**Prompt:** Only a number is wanted: how many lines in the records below contain "Total"?

**Information given:**
++++
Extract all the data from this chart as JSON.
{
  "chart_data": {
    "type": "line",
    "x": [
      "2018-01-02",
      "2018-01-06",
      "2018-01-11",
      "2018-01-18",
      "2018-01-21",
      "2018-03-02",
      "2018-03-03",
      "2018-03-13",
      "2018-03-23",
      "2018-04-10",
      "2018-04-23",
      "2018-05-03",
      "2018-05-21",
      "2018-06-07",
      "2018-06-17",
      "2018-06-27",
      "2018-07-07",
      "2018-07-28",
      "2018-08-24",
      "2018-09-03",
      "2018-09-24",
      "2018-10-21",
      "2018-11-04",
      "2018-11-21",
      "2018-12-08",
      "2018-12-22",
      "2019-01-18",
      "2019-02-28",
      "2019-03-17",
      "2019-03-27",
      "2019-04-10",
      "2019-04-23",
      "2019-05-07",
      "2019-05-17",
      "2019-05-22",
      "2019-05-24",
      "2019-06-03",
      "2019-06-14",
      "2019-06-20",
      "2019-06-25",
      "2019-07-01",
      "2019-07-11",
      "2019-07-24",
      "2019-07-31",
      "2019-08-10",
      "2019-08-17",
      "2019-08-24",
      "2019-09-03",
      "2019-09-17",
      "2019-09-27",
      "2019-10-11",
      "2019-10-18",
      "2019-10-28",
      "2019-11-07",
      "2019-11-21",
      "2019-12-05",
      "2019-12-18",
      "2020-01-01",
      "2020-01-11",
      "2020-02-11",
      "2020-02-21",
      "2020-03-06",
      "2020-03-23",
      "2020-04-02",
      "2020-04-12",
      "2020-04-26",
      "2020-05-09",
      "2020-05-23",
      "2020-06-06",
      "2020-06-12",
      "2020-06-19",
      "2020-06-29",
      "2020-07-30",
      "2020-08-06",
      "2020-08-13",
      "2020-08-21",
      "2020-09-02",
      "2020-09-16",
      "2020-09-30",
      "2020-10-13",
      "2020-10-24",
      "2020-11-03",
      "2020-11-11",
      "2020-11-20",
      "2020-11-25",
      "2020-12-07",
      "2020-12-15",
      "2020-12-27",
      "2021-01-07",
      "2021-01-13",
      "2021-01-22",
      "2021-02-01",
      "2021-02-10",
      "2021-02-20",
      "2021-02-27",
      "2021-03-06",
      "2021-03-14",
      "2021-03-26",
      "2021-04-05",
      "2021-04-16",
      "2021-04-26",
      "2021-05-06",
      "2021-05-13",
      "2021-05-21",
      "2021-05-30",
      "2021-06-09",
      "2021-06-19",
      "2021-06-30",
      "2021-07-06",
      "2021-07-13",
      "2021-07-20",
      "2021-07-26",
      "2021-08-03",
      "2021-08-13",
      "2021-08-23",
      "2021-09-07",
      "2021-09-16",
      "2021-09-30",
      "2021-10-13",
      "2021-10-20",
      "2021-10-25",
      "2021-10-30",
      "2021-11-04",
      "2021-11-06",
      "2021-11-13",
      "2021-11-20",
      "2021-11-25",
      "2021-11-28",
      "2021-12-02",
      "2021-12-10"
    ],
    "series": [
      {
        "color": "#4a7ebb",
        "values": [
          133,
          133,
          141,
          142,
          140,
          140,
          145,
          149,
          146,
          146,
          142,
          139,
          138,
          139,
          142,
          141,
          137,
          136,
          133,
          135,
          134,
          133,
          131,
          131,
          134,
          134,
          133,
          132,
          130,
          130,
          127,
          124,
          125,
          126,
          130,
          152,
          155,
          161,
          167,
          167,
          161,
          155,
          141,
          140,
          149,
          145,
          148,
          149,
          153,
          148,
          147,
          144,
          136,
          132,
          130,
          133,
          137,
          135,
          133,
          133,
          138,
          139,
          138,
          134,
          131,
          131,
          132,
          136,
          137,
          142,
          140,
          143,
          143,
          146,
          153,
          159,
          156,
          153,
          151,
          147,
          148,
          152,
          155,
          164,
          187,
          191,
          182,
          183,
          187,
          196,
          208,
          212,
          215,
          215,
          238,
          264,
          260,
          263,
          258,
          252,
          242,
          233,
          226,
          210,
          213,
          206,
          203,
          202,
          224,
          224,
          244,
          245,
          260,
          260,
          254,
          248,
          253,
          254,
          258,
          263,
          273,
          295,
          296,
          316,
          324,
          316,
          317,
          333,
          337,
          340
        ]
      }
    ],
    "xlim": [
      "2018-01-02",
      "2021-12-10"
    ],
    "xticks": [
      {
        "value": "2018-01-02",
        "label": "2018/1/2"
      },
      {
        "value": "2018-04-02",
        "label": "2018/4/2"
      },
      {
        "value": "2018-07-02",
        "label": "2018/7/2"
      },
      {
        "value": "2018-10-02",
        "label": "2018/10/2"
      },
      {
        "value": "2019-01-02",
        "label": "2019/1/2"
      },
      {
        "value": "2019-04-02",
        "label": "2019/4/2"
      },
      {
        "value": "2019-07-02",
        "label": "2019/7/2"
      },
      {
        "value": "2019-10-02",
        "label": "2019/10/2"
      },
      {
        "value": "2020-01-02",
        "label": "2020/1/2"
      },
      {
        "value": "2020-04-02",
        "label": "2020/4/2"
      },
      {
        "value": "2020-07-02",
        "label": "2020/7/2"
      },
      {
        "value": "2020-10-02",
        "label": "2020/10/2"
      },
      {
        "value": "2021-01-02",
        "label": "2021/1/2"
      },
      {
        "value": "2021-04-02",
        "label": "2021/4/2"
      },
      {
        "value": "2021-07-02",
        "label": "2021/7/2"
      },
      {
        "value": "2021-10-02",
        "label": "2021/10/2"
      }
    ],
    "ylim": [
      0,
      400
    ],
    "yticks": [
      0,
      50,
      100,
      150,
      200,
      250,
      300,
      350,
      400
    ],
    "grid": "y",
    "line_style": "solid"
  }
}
++++
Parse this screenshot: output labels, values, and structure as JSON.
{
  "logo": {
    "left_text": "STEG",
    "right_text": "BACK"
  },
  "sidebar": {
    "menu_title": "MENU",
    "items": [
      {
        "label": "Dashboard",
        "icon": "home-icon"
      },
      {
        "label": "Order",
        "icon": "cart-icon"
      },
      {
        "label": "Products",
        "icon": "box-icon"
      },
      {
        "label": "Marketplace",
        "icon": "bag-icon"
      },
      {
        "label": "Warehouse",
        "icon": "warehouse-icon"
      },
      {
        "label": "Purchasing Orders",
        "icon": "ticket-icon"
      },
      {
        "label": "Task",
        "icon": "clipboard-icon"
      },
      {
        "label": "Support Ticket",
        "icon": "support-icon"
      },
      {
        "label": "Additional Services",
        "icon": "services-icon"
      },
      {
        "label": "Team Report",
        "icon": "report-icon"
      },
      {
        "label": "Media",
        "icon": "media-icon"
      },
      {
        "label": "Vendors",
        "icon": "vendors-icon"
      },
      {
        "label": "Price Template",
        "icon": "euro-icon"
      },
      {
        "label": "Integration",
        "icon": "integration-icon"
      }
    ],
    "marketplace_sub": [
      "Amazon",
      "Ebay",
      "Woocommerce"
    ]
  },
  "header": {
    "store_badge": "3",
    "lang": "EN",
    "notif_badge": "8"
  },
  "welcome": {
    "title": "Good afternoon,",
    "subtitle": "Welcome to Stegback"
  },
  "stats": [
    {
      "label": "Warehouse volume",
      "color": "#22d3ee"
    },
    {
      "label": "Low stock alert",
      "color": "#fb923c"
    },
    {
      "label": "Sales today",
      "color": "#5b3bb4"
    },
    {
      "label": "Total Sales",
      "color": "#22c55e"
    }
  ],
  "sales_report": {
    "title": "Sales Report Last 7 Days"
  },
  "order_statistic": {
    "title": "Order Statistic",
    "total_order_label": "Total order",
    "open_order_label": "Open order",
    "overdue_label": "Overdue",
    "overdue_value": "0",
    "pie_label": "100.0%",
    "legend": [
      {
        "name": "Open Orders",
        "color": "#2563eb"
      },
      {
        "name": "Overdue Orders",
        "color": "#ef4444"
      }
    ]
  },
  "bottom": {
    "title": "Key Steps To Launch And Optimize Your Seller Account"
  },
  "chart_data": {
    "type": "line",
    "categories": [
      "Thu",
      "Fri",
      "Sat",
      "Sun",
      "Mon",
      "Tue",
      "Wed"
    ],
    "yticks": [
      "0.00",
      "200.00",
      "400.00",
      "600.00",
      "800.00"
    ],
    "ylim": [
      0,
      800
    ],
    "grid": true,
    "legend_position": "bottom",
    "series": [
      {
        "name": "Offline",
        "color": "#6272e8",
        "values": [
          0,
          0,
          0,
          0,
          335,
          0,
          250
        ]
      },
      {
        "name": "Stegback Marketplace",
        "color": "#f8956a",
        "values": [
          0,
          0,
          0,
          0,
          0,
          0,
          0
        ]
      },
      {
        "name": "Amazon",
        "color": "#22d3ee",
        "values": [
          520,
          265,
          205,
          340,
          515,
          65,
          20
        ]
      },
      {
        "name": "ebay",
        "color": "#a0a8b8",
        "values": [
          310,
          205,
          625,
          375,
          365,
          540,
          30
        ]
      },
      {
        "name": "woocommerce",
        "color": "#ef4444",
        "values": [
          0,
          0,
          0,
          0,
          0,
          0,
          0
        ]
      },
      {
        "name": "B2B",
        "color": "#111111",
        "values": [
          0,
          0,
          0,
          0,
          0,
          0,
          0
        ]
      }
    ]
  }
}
++++
**Result for this exercise:** 2